## Given exercise
Your answer should be only a number: how many lines include the word "pulses".

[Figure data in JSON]

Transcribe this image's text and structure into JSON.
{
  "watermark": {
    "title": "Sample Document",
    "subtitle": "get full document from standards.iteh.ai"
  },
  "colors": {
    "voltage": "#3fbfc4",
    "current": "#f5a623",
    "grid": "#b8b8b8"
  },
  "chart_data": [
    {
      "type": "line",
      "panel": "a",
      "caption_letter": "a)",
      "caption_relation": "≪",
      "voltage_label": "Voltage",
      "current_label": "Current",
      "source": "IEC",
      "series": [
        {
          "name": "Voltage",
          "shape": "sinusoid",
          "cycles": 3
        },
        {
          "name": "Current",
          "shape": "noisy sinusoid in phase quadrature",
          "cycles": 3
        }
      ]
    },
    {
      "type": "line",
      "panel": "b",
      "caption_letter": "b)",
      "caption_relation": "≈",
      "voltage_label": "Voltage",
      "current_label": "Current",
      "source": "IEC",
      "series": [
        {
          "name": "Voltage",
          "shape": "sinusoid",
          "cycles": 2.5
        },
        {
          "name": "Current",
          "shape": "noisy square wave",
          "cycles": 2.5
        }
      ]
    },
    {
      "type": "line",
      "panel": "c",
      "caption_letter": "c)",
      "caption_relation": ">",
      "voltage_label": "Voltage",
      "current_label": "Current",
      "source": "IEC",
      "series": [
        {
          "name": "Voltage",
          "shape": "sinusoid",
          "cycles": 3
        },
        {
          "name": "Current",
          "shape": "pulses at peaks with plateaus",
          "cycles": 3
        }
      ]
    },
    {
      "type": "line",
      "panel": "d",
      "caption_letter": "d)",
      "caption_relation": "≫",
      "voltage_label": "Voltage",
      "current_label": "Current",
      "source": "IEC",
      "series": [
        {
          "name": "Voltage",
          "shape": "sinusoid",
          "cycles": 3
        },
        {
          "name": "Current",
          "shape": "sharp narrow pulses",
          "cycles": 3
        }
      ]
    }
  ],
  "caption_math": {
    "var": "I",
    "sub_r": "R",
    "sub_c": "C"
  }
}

## Written answer
2